What needs to be done
Could you output each line of the data that follows exactly?
* * * * * * *
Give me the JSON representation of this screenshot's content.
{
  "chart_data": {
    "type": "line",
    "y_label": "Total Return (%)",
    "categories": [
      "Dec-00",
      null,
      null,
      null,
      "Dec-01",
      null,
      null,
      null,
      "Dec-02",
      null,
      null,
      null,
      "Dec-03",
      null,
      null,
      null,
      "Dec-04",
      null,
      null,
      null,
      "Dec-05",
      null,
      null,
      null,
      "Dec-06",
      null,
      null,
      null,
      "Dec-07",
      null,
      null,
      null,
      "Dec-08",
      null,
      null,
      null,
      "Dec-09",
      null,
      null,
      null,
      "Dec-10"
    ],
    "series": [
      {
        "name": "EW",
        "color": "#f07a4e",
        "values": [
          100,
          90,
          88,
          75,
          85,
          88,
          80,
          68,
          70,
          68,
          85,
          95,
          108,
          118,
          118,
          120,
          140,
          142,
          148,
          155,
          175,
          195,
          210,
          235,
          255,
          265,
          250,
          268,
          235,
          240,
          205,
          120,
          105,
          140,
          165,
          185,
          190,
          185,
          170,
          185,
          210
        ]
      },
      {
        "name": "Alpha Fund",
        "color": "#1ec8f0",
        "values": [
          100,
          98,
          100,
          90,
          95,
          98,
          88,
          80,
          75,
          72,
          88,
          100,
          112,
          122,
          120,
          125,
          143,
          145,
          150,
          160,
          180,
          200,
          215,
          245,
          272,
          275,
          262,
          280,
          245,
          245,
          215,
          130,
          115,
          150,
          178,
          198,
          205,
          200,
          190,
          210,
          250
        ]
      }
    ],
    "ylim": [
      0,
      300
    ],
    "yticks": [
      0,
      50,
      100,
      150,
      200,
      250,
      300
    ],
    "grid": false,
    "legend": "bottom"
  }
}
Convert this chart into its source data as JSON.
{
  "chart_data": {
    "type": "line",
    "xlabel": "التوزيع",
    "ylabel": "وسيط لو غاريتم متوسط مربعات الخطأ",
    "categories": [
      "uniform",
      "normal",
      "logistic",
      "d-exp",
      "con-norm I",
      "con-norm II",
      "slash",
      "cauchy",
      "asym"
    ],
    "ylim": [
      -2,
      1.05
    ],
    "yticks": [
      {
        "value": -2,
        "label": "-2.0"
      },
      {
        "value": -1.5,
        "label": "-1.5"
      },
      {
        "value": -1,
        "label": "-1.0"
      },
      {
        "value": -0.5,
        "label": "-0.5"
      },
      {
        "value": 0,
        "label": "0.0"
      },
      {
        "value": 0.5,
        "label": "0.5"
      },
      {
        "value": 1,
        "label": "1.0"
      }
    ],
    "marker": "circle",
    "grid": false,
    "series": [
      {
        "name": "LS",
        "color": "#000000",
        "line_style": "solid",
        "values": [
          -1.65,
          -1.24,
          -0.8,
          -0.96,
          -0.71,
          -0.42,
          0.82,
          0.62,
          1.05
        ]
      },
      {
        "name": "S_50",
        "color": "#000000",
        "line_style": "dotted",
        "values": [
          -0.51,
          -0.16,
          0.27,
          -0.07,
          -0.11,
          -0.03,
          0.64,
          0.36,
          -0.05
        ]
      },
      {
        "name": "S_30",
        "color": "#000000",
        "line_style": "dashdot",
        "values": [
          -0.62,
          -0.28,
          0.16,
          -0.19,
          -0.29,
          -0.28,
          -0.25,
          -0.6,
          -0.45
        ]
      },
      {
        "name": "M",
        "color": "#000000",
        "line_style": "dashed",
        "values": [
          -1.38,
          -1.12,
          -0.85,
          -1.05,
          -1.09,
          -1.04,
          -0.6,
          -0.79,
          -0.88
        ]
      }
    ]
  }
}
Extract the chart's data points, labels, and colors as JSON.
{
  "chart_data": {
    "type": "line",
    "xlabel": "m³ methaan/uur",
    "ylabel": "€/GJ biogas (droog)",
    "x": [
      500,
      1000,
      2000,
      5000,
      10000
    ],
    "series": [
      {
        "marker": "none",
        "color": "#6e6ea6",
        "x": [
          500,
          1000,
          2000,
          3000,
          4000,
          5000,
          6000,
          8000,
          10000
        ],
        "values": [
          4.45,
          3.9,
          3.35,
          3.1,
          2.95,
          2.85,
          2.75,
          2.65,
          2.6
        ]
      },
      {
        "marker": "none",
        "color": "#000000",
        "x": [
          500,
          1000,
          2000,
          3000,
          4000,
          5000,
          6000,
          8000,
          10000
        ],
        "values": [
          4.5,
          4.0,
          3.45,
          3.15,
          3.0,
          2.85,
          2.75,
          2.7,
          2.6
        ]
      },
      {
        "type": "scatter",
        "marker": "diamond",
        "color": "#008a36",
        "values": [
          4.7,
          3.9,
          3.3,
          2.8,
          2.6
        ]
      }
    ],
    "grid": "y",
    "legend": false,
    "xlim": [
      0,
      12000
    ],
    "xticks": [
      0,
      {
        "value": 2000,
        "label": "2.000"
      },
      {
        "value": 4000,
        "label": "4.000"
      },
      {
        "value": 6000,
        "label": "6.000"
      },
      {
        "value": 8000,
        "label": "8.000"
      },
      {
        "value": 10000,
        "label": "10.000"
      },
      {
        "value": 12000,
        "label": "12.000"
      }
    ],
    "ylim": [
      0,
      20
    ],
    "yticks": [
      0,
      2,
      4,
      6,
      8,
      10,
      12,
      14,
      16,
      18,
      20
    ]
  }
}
* * * * * * *
Completed exercise
Give me the JSON representation of this screenshot's content.
{
  "chart_data": {
    "type": "line",
    "y_label": "Total Return (%)",
    "categories": [
      "Dec-00",
      null,
      null,
      null,
      "Dec-01",
      null,
      null,
      null,
      "Dec-02",
      null,
      null,
      null,
      "Dec-03",
      null,
      null,
      null,
      "Dec-04",
      null,
      null,
      null,
      "Dec-05",
      null,
      null,
      null,
      "Dec-06",
      null,
      null,
      null,
      "Dec-07",
      null,
      null,
      null,
      "Dec-08",
      null,
      null,
      null,
      "Dec-09",
      null,
      null,
      null,
      "Dec-10"
    ],
    "series": [
      {
        "name": "EW",
        "color": "#f07a4e",
        "values": [
          100,
          90,
          88,
          75,
          85,
          88,
          80,
          68,
          70,
          68,
          85,
          95,
          108,
          118,
          118,
          120,
          140,
          142,
          148,
          155,
          175,
          195,
          210,
          235,
          255,
          265,
          250,
          268,
          235,
          240,
          205,
          120,
          105,
          140,
          165,
          185,
          190,
          185,
          170,
          185,
          210
        ]
      },
      {
        "name": "Alpha Fund",
        "color": "#1ec8f0",
        "values": [
          100,
          98,
          100,
          90,
          95,
          98,
          88,
          80,
          75,
          72,
          88,
          100,
          112,
          122,
          120,
          125,
          143,
          145,
          150,
          160,
          180,
          200,
          215,
          245,
          272,
          275,
          262,
          280,
          245,
          245,
          215,
          130,
          115,
          150,
          178,
          198,
          205,
          200,
          190,
          210,
          250
        ]
      }
    ],
    "ylim": [
      0,
      300
    ],
    "yticks": [
      0,
      50,
      100,
      150,
      200,
      250,
      300
    ],
    "grid": false,
    "legend": "bottom"
  }
}
Convert this chart into its source data as JSON.
{
  "chart_data": {
    "type": "line",
    "xlabel": "التوزيع",
    "ylabel": "وسيط لو غاريتم متوسط مربعات الخطأ",
    "categories": [
      "uniform",
      "normal",
      "logistic",
      "d-exp",
      "con-norm I",
      "con-norm II",
      "slash",
      "cauchy",
      "asym"
    ],
    "ylim": [
      -2,
      1.05
    ],
    "yticks": [
      {
        "value": -2,
        "label": "-2.0"
      },
      {
        "value": -1.5,
        "label": "-1.5"
      },
      {
        "value": -1,
        "label": "-1.0"
      },
      {
        "value": -0.5,
        "label": "-0.5"
      },
      {
        "value": 0,
        "label": "0.0"
      },
      {
        "value": 0.5,
        "label": "0.5"
      },
      {
        "value": 1,
        "label": "1.0"
      }
    ],
    "marker": "circle",
    "grid": false,
    "series": [
      {
        "name": "LS",
        "color": "#000000",
        "line_style": "solid",
        "values": [
          -1.65,
          -1.24,
          -0.8,
          -0.96,
          -0.71,
          -0.42,
          0.82,
          0.62,
          1.05
        ]
      },
      {
        "name": "S_50",
        "color": "#000000",
        "line_style": "dotted",
        "values": [
          -0.51,
          -0.16,
          0.27,
          -0.07,
          -0.11,
          -0.03,
          0.64,
          0.36,
          -0.05
        ]
      },
      {
        "name": "S_30",
        "color": "#000000",
        "line_style": "dashdot",
        "values": [
          -0.62,
          -0.28,
          0.16,
          -0.19,
          -0.29,
          -0.28,
          -0.25,
          -0.6,
          -0.45
        ]
      },
      {
        "name": "M",
        "color": "#000000",
        "line_style": "dashed",
        "values": [
          -1.38,
          -1.12,
          -0.85,
          -1.05,
          -1.09,
          -1.04,
          -0.6,
          -0.79,
          -0.88
        ]
      }
    ]
  }
}
Extract the chart's data points, labels, and colors as JSON.
{
  "chart_data": {
    "type": "line",
    "xlabel": "m³ methaan/uur",
    "ylabel": "€/GJ biogas (droog)",
    "x": [
      500,
      1000,
      2000,
      5000,
      10000
    ],
    "series": [
      {
        "marker": "none",
        "color": "#6e6ea6",
        "x": [
          500,
          1000,
          2000,
          3000,
          4000,
          5000,
          6000,
          8000,
          10000
        ],
        "values": [
          4.45,
          3.9,
          3.35,
          3.1,
          2.95,
          2.85,
          2.75,
          2.65,
          2.6
        ]
      },
      {
        "marker": "none",
        "color": "#000000",
        "x": [
          500,
          1000,
          2000,
          3000,
          4000,
          5000,
          6000,
          8000,
          10000
        ],
        "values": [
          4.5,
          4.0,
          3.45,
          3.15,
          3.0,
          2.85,
          2.75,
          2.7,
          2.6
        ]
      },
      {
        "type": "scatter",
        "marker": "diamond",
        "color": "#008a36",
        "values": [
          4.7,
          3.9,
          3.3,
          2.8,
          2.6
        ]
      }
    ],
    "grid": "y",
    "legend": false,
    "xlim": [
      0,
      12000
    ],
    "xticks": [
      0,
      {
        "value": 2000,
        "label": "2.000"
      },
      {
        "value": 4000,
        "label": "4.000"
      },
      {
        "value": 6000,
        "label": "6.000"
      },
      {
        "value": 8000,
        "label": "8.000"
      },
      {
        "value": 10000,
        "label": "10.000"
      },
      {
        "value": 12000,
        "label": "12.000"
      }
    ],
    "ylim": [
      0,
      20
    ],
    "yticks": [
      0,
      2,
      4,
      6,
      8,
      10,
      12,
      14,
      16,
      18,
      20
    ]
  }
}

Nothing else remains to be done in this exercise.